What you are asked to do :: Find the string "BLOOM" in the listing and report every line that has it.
>>>>
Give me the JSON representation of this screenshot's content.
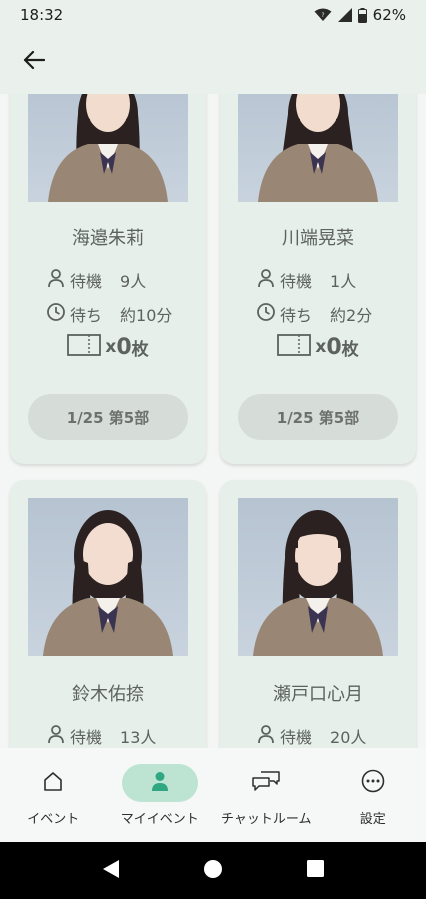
{
  "status_bar": {
    "time": "18:32",
    "battery": "62%",
    "icons": [
      "wifi-icon",
      "signal-icon",
      "battery-icon"
    ]
  },
  "app_bar": {
    "back_icon": "arrow-left-icon"
  },
  "cards": [
    {
      "name": "海邉朱莉",
      "wait_label": "待機",
      "wait_value": "9人",
      "time_label": "待ち",
      "time_value": "約10分",
      "ticket_x": "x",
      "ticket_count": "0",
      "ticket_unit": "枚",
      "slot": "1/25 第5部"
    },
    {
      "name": "川端晃菜",
      "wait_label": "待機",
      "wait_value": "1人",
      "time_label": "待ち",
      "time_value": "約2分",
      "ticket_x": "x",
      "ticket_count": "0",
      "ticket_unit": "枚",
      "slot": "1/25 第5部"
    },
    {
      "name": "鈴木佑捺",
      "wait_label": "待機",
      "wait_value": "13人"
    },
    {
      "name": "瀬戸口心月",
      "wait_label": "待機",
      "wait_value": "20人"
    }
  ],
  "bottom_nav": {
    "items": [
      {
        "label": "イベント",
        "icon": "home-icon",
        "active": false
      },
      {
        "label": "マイイベント",
        "icon": "person-icon",
        "active": true
      },
      {
        "label": "チャットルーム",
        "icon": "chat-icon",
        "active": false
      },
      {
        "label": "設定",
        "icon": "more-icon",
        "active": false
      }
    ]
  },
  "colors": {
    "accent": "#2fa782",
    "active_pill": "#bde4d3",
    "card_bg": "#e7efea",
    "slot_button": "#d6dcd8"
  }
}
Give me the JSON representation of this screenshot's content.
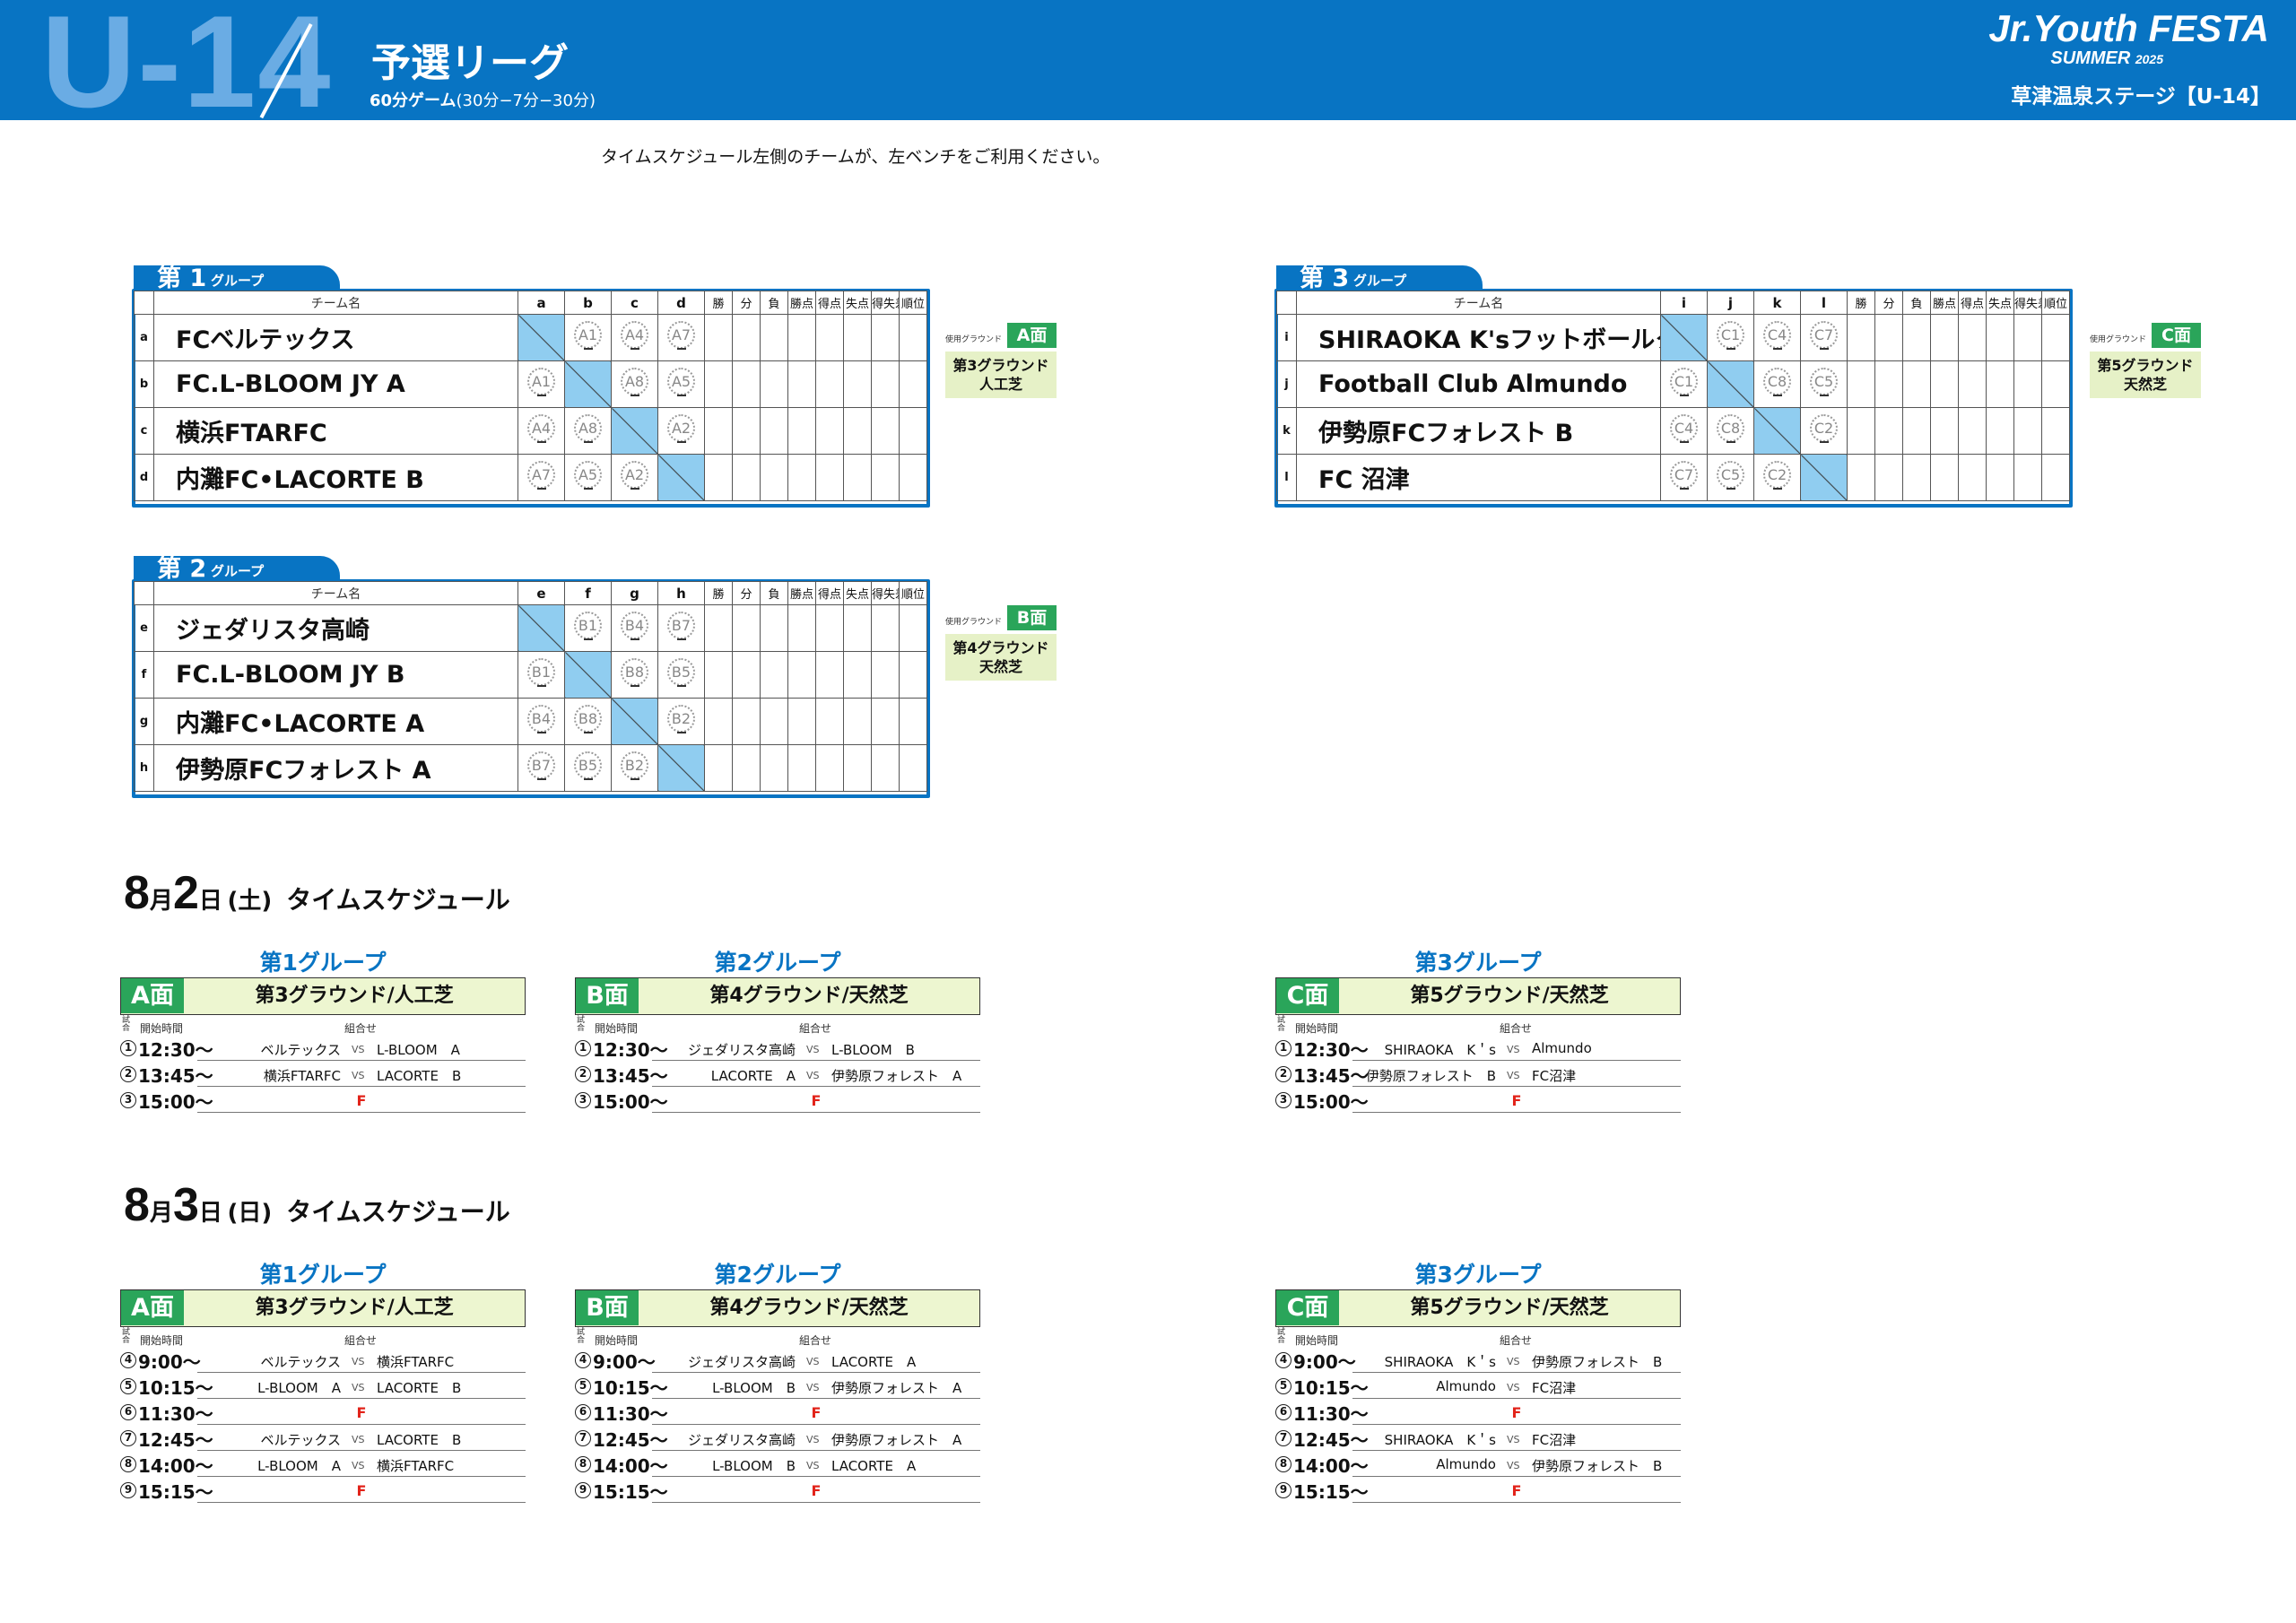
{
  "header": {
    "age": "U-14",
    "title": "予選リーグ",
    "format_bold": "60分ゲーム",
    "format_detail": "(30分−7分−30分)",
    "logo_main": "Jr.Youth FESTA",
    "logo_sub": "SUMMER",
    "logo_year": "2025",
    "venue": "草津温泉ステージ【U-14】",
    "bg_color": "#0874c3"
  },
  "note": "タイムスケジュール左側のチームが、左ベンチをご利用ください。",
  "table_headers": {
    "team_name": "チーム名",
    "stats": [
      "勝",
      "分",
      "負",
      "勝点",
      "得点",
      "失点",
      "得失差",
      "順位"
    ]
  },
  "groups": [
    {
      "tab_num": "第 1",
      "tab_sub": "グループ",
      "cols": [
        "a",
        "b",
        "c",
        "d"
      ],
      "rows": [
        {
          "label": "a",
          "team": "FCベルテックス",
          "cells": [
            "",
            "A1",
            "A4",
            "A7"
          ]
        },
        {
          "label": "b",
          "team": "FC.L-BLOOM JY A",
          "cells": [
            "A1",
            "",
            "A8",
            "A5"
          ]
        },
        {
          "label": "c",
          "team": "横浜FTARFC",
          "cells": [
            "A4",
            "A8",
            "",
            "A2"
          ]
        },
        {
          "label": "d",
          "team": "内灘FC•LACORTE B",
          "cells": [
            "A7",
            "A5",
            "A2",
            ""
          ]
        }
      ],
      "ground_label": "使用グラウンド",
      "pitch": "A面",
      "ground_line1": "第3グラウンド",
      "ground_line2": "人工芝"
    },
    {
      "tab_num": "第 2",
      "tab_sub": "グループ",
      "cols": [
        "e",
        "f",
        "g",
        "h"
      ],
      "rows": [
        {
          "label": "e",
          "team": "ジェダリスタ高崎",
          "cells": [
            "",
            "B1",
            "B4",
            "B7"
          ]
        },
        {
          "label": "f",
          "team": "FC.L-BLOOM JY B",
          "cells": [
            "B1",
            "",
            "B8",
            "B5"
          ]
        },
        {
          "label": "g",
          "team": "内灘FC•LACORTE A",
          "cells": [
            "B4",
            "B8",
            "",
            "B2"
          ]
        },
        {
          "label": "h",
          "team": "伊勢原FCフォレスト A",
          "cells": [
            "B7",
            "B5",
            "B2",
            ""
          ]
        }
      ],
      "ground_label": "使用グラウンド",
      "pitch": "B面",
      "ground_line1": "第4グラウンド",
      "ground_line2": "天然芝"
    },
    {
      "tab_num": "第 3",
      "tab_sub": "グループ",
      "cols": [
        "i",
        "j",
        "k",
        "l"
      ],
      "rows": [
        {
          "label": "i",
          "team": "SHIRAOKA K'sフットボールクラブ",
          "cells": [
            "",
            "C1",
            "C4",
            "C7"
          ]
        },
        {
          "label": "j",
          "team": "Football Club Almundo",
          "cells": [
            "C1",
            "",
            "C8",
            "C5"
          ]
        },
        {
          "label": "k",
          "team": "伊勢原FCフォレスト B",
          "cells": [
            "C4",
            "C8",
            "",
            "C2"
          ]
        },
        {
          "label": "l",
          "team": "FC 沼津",
          "cells": [
            "C7",
            "C5",
            "C2",
            ""
          ]
        }
      ],
      "ground_label": "使用グラウンド",
      "pitch": "C面",
      "ground_line1": "第5グラウンド",
      "ground_line2": "天然芝"
    }
  ],
  "schedule_columns": {
    "no": "試合",
    "time": "開始時間",
    "match": "組合せ"
  },
  "days": [
    {
      "month": "8",
      "month_unit": "月",
      "day": "2",
      "day_unit": "日",
      "weekday": "(土)",
      "label": "タイムスケジュール",
      "schedules": [
        {
          "group": "第1グループ",
          "pitch": "A面",
          "ground": "第3グラウンド/人工芝",
          "rows": [
            {
              "no": "1",
              "time": "12:30〜",
              "home": "ベルテックス",
              "vs": "VS",
              "away": "L-BLOOM　A",
              "free": ""
            },
            {
              "no": "2",
              "time": "13:45〜",
              "home": "横浜FTARFC",
              "vs": "VS",
              "away": "LACORTE　B",
              "free": ""
            },
            {
              "no": "3",
              "time": "15:00〜",
              "home": "",
              "vs": "",
              "away": "",
              "free": "F"
            }
          ]
        },
        {
          "group": "第2グループ",
          "pitch": "B面",
          "ground": "第4グラウンド/天然芝",
          "rows": [
            {
              "no": "1",
              "time": "12:30〜",
              "home": "ジェダリスタ高崎",
              "vs": "VS",
              "away": "L-BLOOM　B",
              "free": ""
            },
            {
              "no": "2",
              "time": "13:45〜",
              "home": "LACORTE　A",
              "vs": "VS",
              "away": "伊勢原フォレスト　A",
              "free": ""
            },
            {
              "no": "3",
              "time": "15:00〜",
              "home": "",
              "vs": "",
              "away": "",
              "free": "F"
            }
          ]
        },
        {
          "group": "第3グループ",
          "pitch": "C面",
          "ground": "第5グラウンド/天然芝",
          "rows": [
            {
              "no": "1",
              "time": "12:30〜",
              "home": "SHIRAOKA　K＇s",
              "vs": "VS",
              "away": "Almundo",
              "free": ""
            },
            {
              "no": "2",
              "time": "13:45〜",
              "home": "伊勢原フォレスト　B",
              "vs": "VS",
              "away": "FC沼津",
              "free": ""
            },
            {
              "no": "3",
              "time": "15:00〜",
              "home": "",
              "vs": "",
              "away": "",
              "free": "F"
            }
          ]
        }
      ]
    },
    {
      "month": "8",
      "month_unit": "月",
      "day": "3",
      "day_unit": "日",
      "weekday": "(日)",
      "label": "タイムスケジュール",
      "schedules": [
        {
          "group": "第1グループ",
          "pitch": "A面",
          "ground": "第3グラウンド/人工芝",
          "rows": [
            {
              "no": "4",
              "time": "9:00〜",
              "home": "ベルテックス",
              "vs": "VS",
              "away": "横浜FTARFC",
              "free": ""
            },
            {
              "no": "5",
              "time": "10:15〜",
              "home": "L-BLOOM　A",
              "vs": "VS",
              "away": "LACORTE　B",
              "free": ""
            },
            {
              "no": "6",
              "time": "11:30〜",
              "home": "",
              "vs": "",
              "away": "",
              "free": "F"
            },
            {
              "no": "7",
              "time": "12:45〜",
              "home": "ベルテックス",
              "vs": "VS",
              "away": "LACORTE　B",
              "free": ""
            },
            {
              "no": "8",
              "time": "14:00〜",
              "home": "L-BLOOM　A",
              "vs": "VS",
              "away": "横浜FTARFC",
              "free": ""
            },
            {
              "no": "9",
              "time": "15:15〜",
              "home": "",
              "vs": "",
              "away": "",
              "free": "F"
            }
          ]
        },
        {
          "group": "第2グループ",
          "pitch": "B面",
          "ground": "第4グラウンド/天然芝",
          "rows": [
            {
              "no": "4",
              "time": "9:00〜",
              "home": "ジェダリスタ高崎",
              "vs": "VS",
              "away": "LACORTE　A",
              "free": ""
            },
            {
              "no": "5",
              "time": "10:15〜",
              "home": "L-BLOOM　B",
              "vs": "VS",
              "away": "伊勢原フォレスト　A",
              "free": ""
            },
            {
              "no": "6",
              "time": "11:30〜",
              "home": "",
              "vs": "",
              "away": "",
              "free": "F"
            },
            {
              "no": "7",
              "time": "12:45〜",
              "home": "ジェダリスタ高崎",
              "vs": "VS",
              "away": "伊勢原フォレスト　A",
              "free": ""
            },
            {
              "no": "8",
              "time": "14:00〜",
              "home": "L-BLOOM　B",
              "vs": "VS",
              "away": "LACORTE　A",
              "free": ""
            },
            {
              "no": "9",
              "time": "15:15〜",
              "home": "",
              "vs": "",
              "away": "",
              "free": "F"
            }
          ]
        },
        {
          "group": "第3グループ",
          "pitch": "C面",
          "ground": "第5グラウンド/天然芝",
          "rows": [
            {
              "no": "4",
              "time": "9:00〜",
              "home": "SHIRAOKA　K＇s",
              "vs": "VS",
              "away": "伊勢原フォレスト　B",
              "free": ""
            },
            {
              "no": "5",
              "time": "10:15〜",
              "home": "Almundo",
              "vs": "VS",
              "away": "FC沼津",
              "free": ""
            },
            {
              "no": "6",
              "time": "11:30〜",
              "home": "",
              "vs": "",
              "away": "",
              "free": "F"
            },
            {
              "no": "7",
              "time": "12:45〜",
              "home": "SHIRAOKA　K＇s",
              "vs": "VS",
              "away": "FC沼津",
              "free": ""
            },
            {
              "no": "8",
              "time": "14:00〜",
              "home": "Almundo",
              "vs": "VS",
              "away": "伊勢原フォレスト　B",
              "free": ""
            },
            {
              "no": "9",
              "time": "15:15〜",
              "home": "",
              "vs": "",
              "away": "",
              "free": "F"
            }
          ]
        }
      ]
    }
  ]
}
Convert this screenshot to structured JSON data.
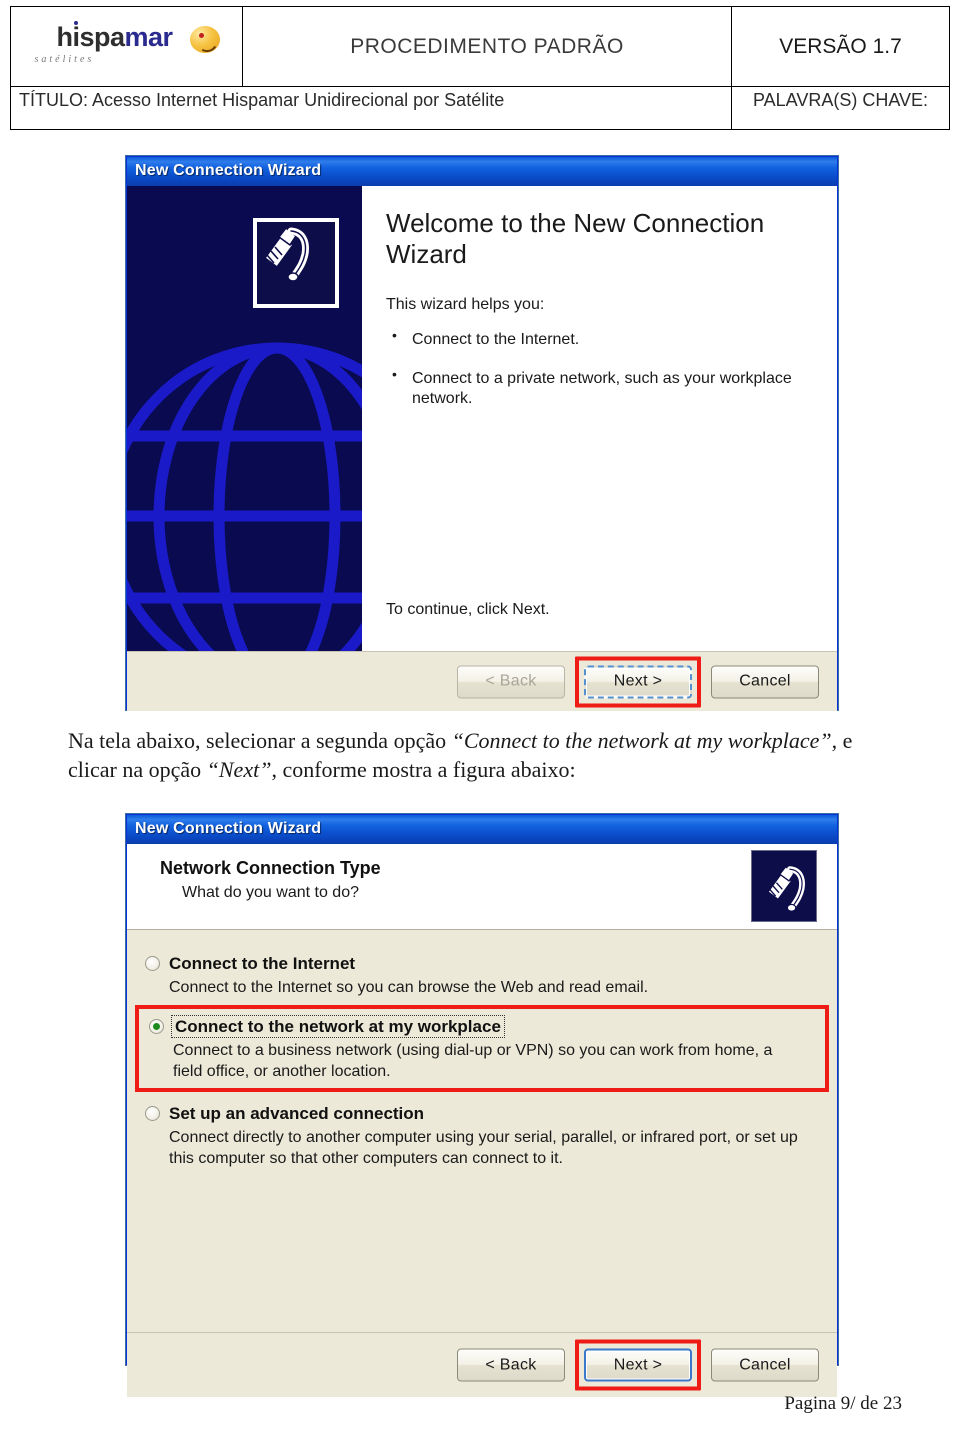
{
  "header": {
    "logo": {
      "name_part1": "hispa",
      "name_part2": "mar",
      "tagline": "satélites",
      "ball_icon": "smiley-ball-icon"
    },
    "procedure_label": "PROCEDIMENTO PADRÃO",
    "version_label": "VERSÃO 1.7",
    "title_label": "TÍTULO: Acesso Internet Hispamar Unidirecional por Satélite",
    "keywords_label": "PALAVRA(S) CHAVE:"
  },
  "dialog1": {
    "title": "New Connection Wizard",
    "heading": "Welcome to the New Connection Wizard",
    "intro": "This wizard helps you:",
    "bullets": [
      "Connect to the Internet.",
      "Connect to a private network, such as your workplace network."
    ],
    "continue_text": "To continue, click Next.",
    "icon_name": "network-plug-icon",
    "banner_graphic": "globe-graphic",
    "buttons": {
      "back": "< Back",
      "next": "Next >",
      "cancel": "Cancel",
      "back_disabled": true,
      "next_highlighted": true
    },
    "colors": {
      "titlebar_blue": "#0c52d0",
      "banner_navy": "#0a0a50",
      "banner_globe_blue": "#1a1ac8",
      "highlight_red": "#ee1b16",
      "dialog_face": "#ece9d8"
    }
  },
  "instruction": {
    "line1_a": "Na tela abaixo, selecionar a segunda opção ",
    "line1_quote": "“Connect to the network at my workplace”",
    "line1_b": ", e clicar na opção ",
    "line2_quote": "“Next”",
    "line2_b": ", conforme mostra a figura abaixo:"
  },
  "dialog2": {
    "title": "New Connection Wizard",
    "page_heading": "Network Connection Type",
    "page_subheading": "What do you want to do?",
    "icon_name": "network-plug-icon",
    "options": [
      {
        "label": "Connect to the Internet",
        "description": "Connect to the Internet so you can browse the Web and read email.",
        "selected": false,
        "highlighted": false
      },
      {
        "label": "Connect to the network at my workplace",
        "description": "Connect to a business network (using dial-up or VPN) so you can work from home, a field office, or another location.",
        "selected": true,
        "highlighted": true
      },
      {
        "label": "Set up an advanced connection",
        "description": "Connect directly to another computer using your serial, parallel, or infrared port, or set up this computer so that other computers can connect to it.",
        "selected": false,
        "highlighted": false
      }
    ],
    "buttons": {
      "back": "< Back",
      "next": "Next >",
      "cancel": "Cancel",
      "back_disabled": false,
      "next_highlighted": true
    }
  },
  "footer": {
    "page_label": "Pagina 9/ de 23"
  }
}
<<<<
Solution for this task ::
          "team": "FC.L-BLOOM JY A",
          "team": "FC.L-BLOOM JY B",
              "away": "L-BLOOM　A",
              "away": "L-BLOOM　B",
              "home": "L-BLOOM　A",
              "home": "L-BLOOM　A",
              "home": "L-BLOOM　B",
              "home": "L-BLOOM　B",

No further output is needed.